- THE PROBLEM: Give the number of lines in the records below that include "icon", and nothing more.

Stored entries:
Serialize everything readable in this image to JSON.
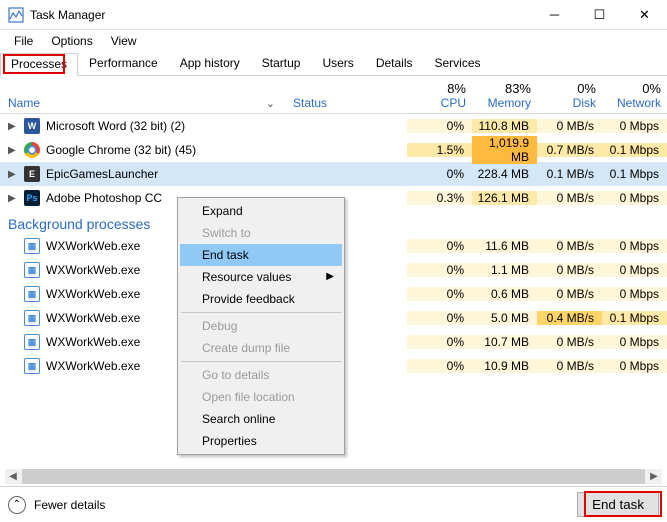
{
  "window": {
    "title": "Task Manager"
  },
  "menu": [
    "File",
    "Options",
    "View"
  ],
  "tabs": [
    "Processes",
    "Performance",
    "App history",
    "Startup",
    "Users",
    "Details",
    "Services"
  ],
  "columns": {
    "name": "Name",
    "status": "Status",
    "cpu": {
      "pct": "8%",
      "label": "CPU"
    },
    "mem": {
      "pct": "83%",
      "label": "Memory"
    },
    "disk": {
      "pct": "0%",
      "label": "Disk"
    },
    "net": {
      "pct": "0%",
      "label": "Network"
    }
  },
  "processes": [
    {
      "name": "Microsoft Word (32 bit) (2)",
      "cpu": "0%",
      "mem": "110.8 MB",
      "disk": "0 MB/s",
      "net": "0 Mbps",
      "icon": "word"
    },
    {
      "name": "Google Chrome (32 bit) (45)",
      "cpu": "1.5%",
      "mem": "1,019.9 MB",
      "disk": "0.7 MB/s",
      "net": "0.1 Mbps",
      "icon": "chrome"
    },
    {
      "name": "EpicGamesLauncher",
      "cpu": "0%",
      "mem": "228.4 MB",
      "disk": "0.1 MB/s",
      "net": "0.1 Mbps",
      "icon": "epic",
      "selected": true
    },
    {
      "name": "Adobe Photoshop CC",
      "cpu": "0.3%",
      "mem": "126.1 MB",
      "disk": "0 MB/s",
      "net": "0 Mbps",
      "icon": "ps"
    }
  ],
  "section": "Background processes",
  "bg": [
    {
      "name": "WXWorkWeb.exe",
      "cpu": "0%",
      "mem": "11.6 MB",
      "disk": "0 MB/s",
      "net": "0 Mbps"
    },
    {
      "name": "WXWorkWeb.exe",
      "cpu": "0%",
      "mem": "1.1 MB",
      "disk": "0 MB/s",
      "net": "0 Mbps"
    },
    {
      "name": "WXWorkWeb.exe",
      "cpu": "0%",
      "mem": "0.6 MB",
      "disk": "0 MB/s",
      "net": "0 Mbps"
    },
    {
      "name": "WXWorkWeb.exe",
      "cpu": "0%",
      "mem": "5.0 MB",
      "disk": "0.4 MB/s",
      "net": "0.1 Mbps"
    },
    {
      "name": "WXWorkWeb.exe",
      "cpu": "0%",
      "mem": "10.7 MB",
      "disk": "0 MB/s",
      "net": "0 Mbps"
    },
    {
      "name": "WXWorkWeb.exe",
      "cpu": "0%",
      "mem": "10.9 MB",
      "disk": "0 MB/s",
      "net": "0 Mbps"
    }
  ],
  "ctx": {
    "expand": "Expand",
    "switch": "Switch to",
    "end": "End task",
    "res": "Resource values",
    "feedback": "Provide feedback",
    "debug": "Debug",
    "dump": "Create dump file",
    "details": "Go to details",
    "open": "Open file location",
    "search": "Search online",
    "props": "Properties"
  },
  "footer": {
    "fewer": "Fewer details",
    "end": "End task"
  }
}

==

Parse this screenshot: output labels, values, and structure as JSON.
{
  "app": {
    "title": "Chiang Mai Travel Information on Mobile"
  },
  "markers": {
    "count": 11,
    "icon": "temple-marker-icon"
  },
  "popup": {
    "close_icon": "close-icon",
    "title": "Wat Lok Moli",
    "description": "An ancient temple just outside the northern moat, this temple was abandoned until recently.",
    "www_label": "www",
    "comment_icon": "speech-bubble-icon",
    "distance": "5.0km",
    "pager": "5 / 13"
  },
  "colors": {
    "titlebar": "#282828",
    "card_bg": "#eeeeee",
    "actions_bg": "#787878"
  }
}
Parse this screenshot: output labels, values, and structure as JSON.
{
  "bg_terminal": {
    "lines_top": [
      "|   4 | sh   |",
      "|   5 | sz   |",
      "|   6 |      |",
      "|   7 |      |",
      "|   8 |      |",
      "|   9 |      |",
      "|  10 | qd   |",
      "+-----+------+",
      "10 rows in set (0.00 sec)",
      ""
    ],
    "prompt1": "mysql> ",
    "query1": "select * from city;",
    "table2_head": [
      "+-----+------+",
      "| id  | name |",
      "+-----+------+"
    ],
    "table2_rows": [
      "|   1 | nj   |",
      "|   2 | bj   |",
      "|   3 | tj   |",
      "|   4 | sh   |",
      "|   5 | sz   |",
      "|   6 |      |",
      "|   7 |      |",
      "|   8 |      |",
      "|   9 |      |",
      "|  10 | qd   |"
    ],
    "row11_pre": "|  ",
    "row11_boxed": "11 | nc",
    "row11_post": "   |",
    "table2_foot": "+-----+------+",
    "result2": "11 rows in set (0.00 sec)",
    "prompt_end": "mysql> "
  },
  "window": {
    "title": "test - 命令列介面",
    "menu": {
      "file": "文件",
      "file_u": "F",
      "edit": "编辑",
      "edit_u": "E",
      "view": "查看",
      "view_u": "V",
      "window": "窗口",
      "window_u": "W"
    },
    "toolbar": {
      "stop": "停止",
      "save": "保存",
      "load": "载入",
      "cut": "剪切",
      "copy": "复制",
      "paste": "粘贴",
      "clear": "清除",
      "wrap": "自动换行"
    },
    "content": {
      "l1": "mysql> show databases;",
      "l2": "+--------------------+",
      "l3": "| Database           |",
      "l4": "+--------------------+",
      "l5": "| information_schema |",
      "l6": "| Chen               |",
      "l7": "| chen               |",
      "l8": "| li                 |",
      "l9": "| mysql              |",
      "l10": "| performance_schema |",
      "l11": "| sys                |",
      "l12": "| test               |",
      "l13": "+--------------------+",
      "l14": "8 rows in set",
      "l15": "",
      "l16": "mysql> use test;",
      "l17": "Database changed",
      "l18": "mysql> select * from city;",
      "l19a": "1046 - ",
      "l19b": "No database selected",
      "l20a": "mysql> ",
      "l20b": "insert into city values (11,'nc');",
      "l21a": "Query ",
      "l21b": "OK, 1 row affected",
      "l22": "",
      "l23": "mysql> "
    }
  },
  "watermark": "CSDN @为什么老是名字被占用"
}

- SOLVED EXERCISE: 7